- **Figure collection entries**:

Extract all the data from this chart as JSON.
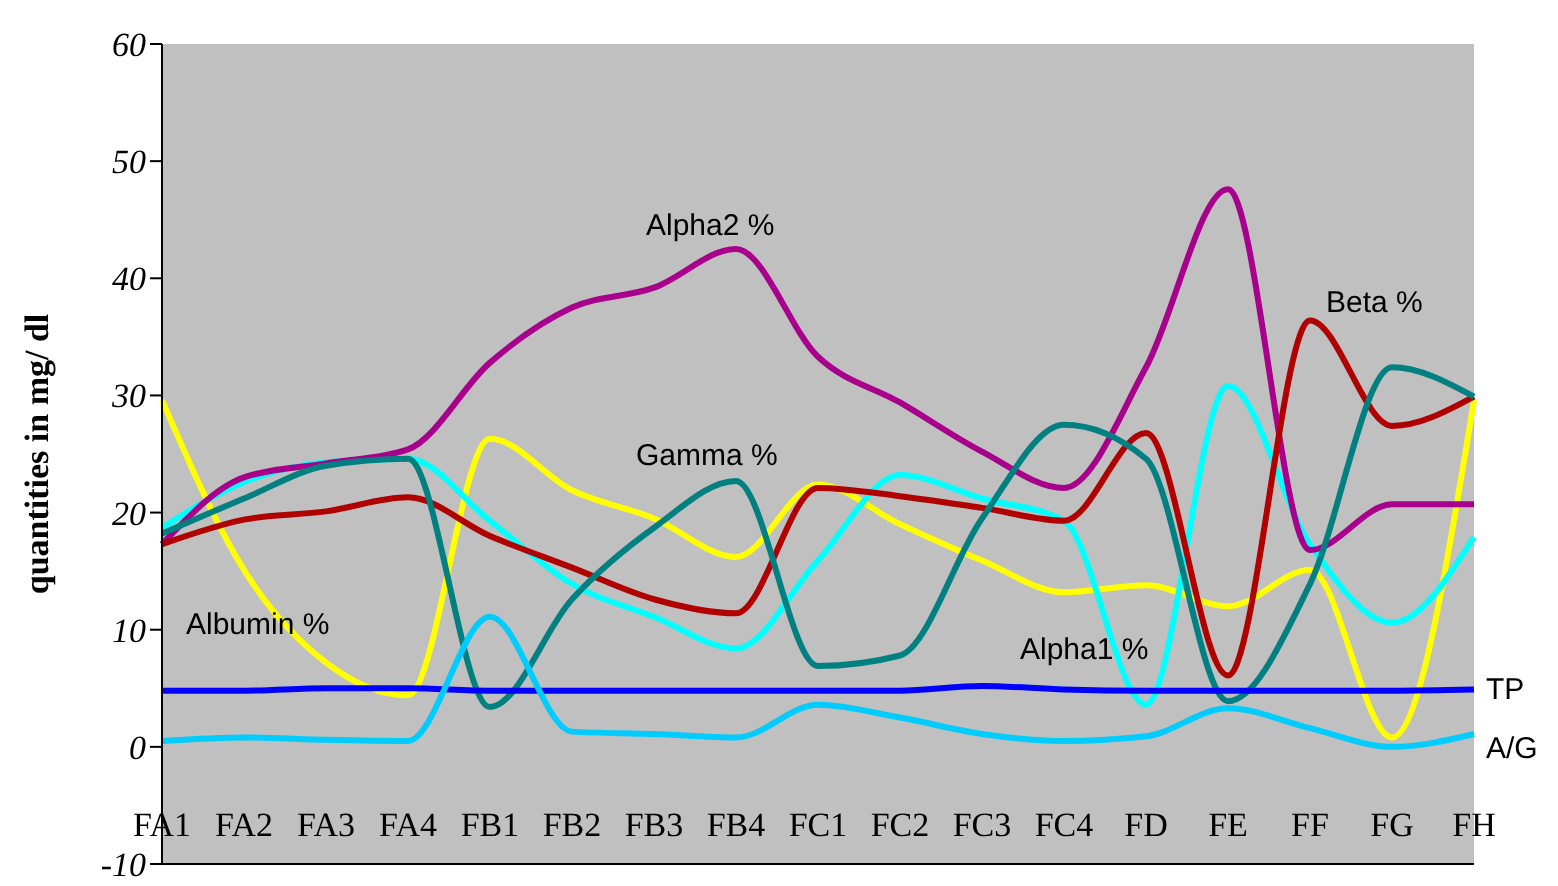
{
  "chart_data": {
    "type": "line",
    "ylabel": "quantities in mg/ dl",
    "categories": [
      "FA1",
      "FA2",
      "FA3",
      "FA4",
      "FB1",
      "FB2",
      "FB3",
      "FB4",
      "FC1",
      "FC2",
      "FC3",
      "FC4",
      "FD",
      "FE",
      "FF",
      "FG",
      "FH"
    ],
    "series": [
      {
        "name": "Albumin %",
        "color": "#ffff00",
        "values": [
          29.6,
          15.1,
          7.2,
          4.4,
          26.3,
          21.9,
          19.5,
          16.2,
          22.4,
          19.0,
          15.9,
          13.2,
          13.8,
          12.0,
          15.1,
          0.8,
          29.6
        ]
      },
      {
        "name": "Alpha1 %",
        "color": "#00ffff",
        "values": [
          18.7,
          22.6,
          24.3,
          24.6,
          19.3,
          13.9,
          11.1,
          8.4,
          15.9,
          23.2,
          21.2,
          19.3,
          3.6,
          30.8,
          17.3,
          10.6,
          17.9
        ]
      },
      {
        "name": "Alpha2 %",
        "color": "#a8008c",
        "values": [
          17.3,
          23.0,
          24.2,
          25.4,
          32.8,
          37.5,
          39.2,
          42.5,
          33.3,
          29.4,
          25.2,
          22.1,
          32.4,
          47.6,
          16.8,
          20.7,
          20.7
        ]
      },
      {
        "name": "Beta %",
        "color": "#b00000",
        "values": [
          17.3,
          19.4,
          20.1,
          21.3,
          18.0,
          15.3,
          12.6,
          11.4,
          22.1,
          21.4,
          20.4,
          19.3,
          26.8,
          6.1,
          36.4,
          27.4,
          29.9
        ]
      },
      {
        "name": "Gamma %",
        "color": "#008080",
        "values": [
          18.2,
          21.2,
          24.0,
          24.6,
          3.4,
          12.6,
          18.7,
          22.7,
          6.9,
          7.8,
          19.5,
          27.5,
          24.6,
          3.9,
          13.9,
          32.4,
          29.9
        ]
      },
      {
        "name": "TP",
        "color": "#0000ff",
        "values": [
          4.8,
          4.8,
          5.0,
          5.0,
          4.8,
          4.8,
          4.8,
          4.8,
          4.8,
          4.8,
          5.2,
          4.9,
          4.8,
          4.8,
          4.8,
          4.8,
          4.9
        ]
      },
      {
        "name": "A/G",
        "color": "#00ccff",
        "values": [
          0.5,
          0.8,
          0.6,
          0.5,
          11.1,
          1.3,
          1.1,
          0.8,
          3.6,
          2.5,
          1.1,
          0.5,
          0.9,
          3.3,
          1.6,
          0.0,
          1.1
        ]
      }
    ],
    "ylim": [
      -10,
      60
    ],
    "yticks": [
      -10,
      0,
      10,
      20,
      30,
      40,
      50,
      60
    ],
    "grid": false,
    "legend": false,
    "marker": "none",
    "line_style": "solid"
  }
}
...
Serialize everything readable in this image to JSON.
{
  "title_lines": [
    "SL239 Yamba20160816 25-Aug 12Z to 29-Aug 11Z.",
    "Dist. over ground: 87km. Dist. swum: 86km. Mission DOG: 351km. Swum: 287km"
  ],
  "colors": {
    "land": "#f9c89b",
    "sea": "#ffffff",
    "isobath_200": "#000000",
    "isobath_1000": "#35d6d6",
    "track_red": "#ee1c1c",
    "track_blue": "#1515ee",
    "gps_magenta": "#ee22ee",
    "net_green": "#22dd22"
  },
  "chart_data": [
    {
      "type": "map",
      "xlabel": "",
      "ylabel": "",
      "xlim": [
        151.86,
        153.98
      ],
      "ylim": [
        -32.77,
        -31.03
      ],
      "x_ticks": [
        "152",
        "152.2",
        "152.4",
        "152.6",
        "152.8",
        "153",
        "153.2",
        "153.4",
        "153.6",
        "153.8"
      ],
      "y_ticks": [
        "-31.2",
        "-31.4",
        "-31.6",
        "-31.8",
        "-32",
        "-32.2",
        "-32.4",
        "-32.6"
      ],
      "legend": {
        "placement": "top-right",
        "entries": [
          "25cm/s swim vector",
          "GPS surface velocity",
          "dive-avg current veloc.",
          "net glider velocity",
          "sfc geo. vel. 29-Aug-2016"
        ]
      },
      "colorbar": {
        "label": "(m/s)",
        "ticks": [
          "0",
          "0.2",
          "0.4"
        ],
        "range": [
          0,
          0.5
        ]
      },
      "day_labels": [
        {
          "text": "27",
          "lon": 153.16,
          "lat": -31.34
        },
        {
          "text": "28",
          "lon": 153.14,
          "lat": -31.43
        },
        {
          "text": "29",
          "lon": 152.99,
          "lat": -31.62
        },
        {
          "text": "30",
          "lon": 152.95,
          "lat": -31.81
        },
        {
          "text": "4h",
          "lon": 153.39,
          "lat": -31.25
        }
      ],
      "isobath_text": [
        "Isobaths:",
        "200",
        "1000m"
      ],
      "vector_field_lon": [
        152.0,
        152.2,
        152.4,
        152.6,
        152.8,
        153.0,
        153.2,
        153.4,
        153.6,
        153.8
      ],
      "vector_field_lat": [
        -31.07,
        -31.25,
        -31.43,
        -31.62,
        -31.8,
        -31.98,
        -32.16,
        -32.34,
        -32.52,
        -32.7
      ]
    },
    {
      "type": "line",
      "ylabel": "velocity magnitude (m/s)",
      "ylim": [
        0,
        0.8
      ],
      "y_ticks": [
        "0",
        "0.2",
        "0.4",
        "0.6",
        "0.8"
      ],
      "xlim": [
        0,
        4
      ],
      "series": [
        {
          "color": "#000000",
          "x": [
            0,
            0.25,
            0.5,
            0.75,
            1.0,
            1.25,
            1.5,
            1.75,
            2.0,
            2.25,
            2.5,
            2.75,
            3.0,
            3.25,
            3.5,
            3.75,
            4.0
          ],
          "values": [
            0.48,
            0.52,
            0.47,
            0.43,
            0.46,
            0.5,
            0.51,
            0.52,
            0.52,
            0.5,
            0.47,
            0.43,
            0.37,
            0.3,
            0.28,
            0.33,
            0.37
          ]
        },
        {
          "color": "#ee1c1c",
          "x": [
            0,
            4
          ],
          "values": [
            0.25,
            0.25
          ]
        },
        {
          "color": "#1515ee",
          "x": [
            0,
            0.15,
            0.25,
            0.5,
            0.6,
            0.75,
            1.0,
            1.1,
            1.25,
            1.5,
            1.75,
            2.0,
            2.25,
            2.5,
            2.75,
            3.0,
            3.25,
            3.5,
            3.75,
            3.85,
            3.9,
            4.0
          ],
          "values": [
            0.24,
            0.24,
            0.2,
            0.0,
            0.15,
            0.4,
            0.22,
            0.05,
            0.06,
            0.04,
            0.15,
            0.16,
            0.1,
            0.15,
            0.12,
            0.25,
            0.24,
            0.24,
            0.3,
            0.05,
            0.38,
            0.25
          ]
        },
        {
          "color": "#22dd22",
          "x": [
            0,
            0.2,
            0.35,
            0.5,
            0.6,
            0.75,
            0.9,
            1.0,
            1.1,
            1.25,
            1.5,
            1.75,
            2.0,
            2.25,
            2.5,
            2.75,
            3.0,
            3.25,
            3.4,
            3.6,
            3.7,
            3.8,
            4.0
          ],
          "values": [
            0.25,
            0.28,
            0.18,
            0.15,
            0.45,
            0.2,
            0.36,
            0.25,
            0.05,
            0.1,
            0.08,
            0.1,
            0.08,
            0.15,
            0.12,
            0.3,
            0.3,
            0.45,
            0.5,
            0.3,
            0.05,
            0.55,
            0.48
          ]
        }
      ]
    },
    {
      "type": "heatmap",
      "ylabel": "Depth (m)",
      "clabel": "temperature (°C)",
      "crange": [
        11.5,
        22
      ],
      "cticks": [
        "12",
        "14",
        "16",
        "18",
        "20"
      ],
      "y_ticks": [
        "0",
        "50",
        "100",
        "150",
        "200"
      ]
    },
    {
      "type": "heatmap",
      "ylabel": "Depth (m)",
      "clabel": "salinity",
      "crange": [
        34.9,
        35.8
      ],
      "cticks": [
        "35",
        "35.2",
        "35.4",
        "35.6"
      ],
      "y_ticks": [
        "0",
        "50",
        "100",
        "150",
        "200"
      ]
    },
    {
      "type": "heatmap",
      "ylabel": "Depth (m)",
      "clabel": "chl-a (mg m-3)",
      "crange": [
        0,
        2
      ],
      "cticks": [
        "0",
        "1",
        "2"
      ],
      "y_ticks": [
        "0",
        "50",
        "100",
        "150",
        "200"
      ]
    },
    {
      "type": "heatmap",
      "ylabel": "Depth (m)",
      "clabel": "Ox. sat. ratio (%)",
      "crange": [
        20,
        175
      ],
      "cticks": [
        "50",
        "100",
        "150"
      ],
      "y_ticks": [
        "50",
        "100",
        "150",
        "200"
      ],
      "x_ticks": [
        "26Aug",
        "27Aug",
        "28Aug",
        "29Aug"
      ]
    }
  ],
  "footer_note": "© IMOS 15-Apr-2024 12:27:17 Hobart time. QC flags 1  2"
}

- **Short problem**:
Your reply is one number: how many lines of the records above contain the word "this".

- **Reply to the task**:
2